• [Challenge] Reproduce each line of the listing exactly.

·····

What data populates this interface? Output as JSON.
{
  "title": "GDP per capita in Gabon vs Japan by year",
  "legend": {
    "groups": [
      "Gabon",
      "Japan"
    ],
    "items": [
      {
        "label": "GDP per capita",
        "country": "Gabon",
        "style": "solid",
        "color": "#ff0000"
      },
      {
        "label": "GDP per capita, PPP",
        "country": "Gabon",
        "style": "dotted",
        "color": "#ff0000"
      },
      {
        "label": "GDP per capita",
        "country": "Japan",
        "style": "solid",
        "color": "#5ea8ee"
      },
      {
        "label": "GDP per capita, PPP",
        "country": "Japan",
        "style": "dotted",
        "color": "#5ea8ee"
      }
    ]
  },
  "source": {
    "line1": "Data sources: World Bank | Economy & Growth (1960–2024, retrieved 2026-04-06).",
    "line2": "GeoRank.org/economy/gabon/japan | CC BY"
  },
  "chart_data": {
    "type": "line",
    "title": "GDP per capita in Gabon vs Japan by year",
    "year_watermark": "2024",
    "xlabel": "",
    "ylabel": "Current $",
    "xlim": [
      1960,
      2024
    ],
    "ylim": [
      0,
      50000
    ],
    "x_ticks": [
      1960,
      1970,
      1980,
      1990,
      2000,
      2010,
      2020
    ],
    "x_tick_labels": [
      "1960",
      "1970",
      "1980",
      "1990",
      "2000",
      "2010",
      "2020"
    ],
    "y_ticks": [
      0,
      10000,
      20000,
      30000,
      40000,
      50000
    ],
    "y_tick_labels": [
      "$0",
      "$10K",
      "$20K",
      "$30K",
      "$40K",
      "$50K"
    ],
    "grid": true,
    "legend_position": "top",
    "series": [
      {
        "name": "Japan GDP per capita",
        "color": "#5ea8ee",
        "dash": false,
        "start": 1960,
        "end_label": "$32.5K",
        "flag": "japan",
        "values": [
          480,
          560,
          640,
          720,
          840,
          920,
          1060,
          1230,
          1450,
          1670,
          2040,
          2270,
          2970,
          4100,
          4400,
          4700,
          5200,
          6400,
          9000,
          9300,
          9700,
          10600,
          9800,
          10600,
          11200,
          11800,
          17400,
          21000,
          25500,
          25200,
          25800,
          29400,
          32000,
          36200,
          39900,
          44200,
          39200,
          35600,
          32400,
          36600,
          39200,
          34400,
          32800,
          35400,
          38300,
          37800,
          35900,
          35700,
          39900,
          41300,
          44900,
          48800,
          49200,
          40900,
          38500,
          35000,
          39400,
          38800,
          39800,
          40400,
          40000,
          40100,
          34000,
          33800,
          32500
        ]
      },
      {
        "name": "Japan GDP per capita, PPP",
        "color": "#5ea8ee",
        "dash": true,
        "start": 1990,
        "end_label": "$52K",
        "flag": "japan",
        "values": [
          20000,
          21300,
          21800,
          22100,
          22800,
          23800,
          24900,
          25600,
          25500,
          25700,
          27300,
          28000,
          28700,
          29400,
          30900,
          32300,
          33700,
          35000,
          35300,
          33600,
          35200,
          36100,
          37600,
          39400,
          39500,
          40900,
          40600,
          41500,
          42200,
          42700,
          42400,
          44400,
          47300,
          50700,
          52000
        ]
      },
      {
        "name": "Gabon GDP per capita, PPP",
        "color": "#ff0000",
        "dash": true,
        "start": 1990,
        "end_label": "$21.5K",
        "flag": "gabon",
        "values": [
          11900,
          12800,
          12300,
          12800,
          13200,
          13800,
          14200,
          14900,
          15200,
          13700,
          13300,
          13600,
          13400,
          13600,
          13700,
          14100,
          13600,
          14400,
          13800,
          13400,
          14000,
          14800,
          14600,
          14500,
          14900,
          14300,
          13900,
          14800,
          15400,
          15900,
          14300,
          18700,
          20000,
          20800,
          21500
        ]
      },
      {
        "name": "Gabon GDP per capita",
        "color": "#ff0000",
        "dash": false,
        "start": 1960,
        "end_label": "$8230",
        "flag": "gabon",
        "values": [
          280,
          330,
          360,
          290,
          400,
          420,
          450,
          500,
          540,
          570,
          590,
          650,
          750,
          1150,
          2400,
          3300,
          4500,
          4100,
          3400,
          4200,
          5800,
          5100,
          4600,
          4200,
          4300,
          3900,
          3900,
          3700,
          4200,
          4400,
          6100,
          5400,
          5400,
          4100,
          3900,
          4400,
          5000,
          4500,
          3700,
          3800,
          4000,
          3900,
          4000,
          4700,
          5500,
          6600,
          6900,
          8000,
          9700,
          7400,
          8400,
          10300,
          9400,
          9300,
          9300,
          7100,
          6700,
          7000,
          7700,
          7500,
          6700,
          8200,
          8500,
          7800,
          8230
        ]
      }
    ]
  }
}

·····

• [Answer in full]
What data populates this interface? Output as JSON.
{
  "title": "GDP per capita in Gabon vs Japan by year",
  "legend": {
    "groups": [
      "Gabon",
      "Japan"
    ],
    "items": [
      {
        "label": "GDP per capita",
        "country": "Gabon",
        "style": "solid",
        "color": "#ff0000"
      },
      {
        "label": "GDP per capita, PPP",
        "country": "Gabon",
        "style": "dotted",
        "color": "#ff0000"
      },
      {
        "label": "GDP per capita",
        "country": "Japan",
        "style": "solid",
        "color": "#5ea8ee"
      },
      {
        "label": "GDP per capita, PPP",
        "country": "Japan",
        "style": "dotted",
        "color": "#5ea8ee"
      }
    ]
  },
  "source": {
    "line1": "Data sources: World Bank | Economy & Growth (1960–2024, retrieved 2026-04-06).",
    "line2": "GeoRank.org/economy/gabon/japan | CC BY"
  },
  "chart_data": {
    "type": "line",
    "title": "GDP per capita in Gabon vs Japan by year",
    "year_watermark": "2024",
    "xlabel": "",
    "ylabel": "Current $",
    "xlim": [
      1960,
      2024
    ],
    "ylim": [
      0,
      50000
    ],
    "x_ticks": [
      1960,
      1970,
      1980,
      1990,
      2000,
      2010,
      2020
    ],
    "x_tick_labels": [
      "1960",
      "1970",
      "1980",
      "1990",
      "2000",
      "2010",
      "2020"
    ],
    "y_ticks": [
      0,
      10000,
      20000,
      30000,
      40000,
      50000
    ],
    "y_tick_labels": [
      "$0",
      "$10K",
      "$20K",
      "$30K",
      "$40K",
      "$50K"
    ],
    "grid": true,
    "legend_position": "top",
    "series": [
      {
        "name": "Japan GDP per capita",
        "color": "#5ea8ee",
        "dash": false,
        "start": 1960,
        "end_label": "$32.5K",
        "flag": "japan",
        "values": [
          480,
          560,
          640,
          720,
          840,
          920,
          1060,
          1230,
          1450,
          1670,
          2040,
          2270,
          2970,
          4100,
          4400,
          4700,
          5200,
          6400,
          9000,
          9300,
          9700,
          10600,
          9800,
          10600,
          11200,
          11800,
          17400,
          21000,
          25500,
          25200,
          25800,
          29400,
          32000,
          36200,
          39900,
          44200,
          39200,
          35600,
          32400,
          36600,
          39200,
          34400,
          32800,
          35400,
          38300,
          37800,
          35900,
          35700,
          39900,
          41300,
          44900,
          48800,
          49200,
          40900,
          38500,
          35000,
          39400,
          38800,
          39800,
          40400,
          40000,
          40100,
          34000,
          33800,
          32500
        ]
      },
      {
        "name": "Japan GDP per capita, PPP",
        "color": "#5ea8ee",
        "dash": true,
        "start": 1990,
        "end_label": "$52K",
        "flag": "japan",
        "values": [
          20000,
          21300,
          21800,
          22100,
          22800,
          23800,
          24900,
          25600,
          25500,
          25700,
          27300,
          28000,
          28700,
          29400,
          30900,
          32300,
          33700,
          35000,
          35300,
          33600,
          35200,
          36100,
          37600,
          39400,
          39500,
          40900,
          40600,
          41500,
          42200,
          42700,
          42400,
          44400,
          47300,
          50700,
          52000
        ]
      },
      {
        "name": "Gabon GDP per capita, PPP",
        "color": "#ff0000",
        "dash": true,
        "start": 1990,
        "end_label": "$21.5K",
        "flag": "gabon",
        "values": [
          11900,
          12800,
          12300,
          12800,
          13200,
          13800,
          14200,
          14900,
          15200,
          13700,
          13300,
          13600,
          13400,
          13600,
          13700,
          14100,
          13600,
          14400,
          13800,
          13400,
          14000,
          14800,
          14600,
          14500,
          14900,
          14300,
          13900,
          14800,
          15400,
          15900,
          14300,
          18700,
          20000,
          20800,
          21500
        ]
      },
      {
        "name": "Gabon GDP per capita",
        "color": "#ff0000",
        "dash": false,
        "start": 1960,
        "end_label": "$8230",
        "flag": "gabon",
        "values": [
          280,
          330,
          360,
          290,
          400,
          420,
          450,
          500,
          540,
          570,
          590,
          650,
          750,
          1150,
          2400,
          3300,
          4500,
          4100,
          3400,
          4200,
          5800,
          5100,
          4600,
          4200,
          4300,
          3900,
          3900,
          3700,
          4200,
          4400,
          6100,
          5400,
          5400,
          4100,
          3900,
          4400,
          5000,
          4500,
          3700,
          3800,
          4000,
          3900,
          4000,
          4700,
          5500,
          6600,
          6900,
          8000,
          9700,
          7400,
          8400,
          10300,
          9400,
          9300,
          9300,
          7100,
          6700,
          7000,
          7700,
          7500,
          6700,
          8200,
          8500,
          7800,
          8230
        ]
      }
    ]
  }
}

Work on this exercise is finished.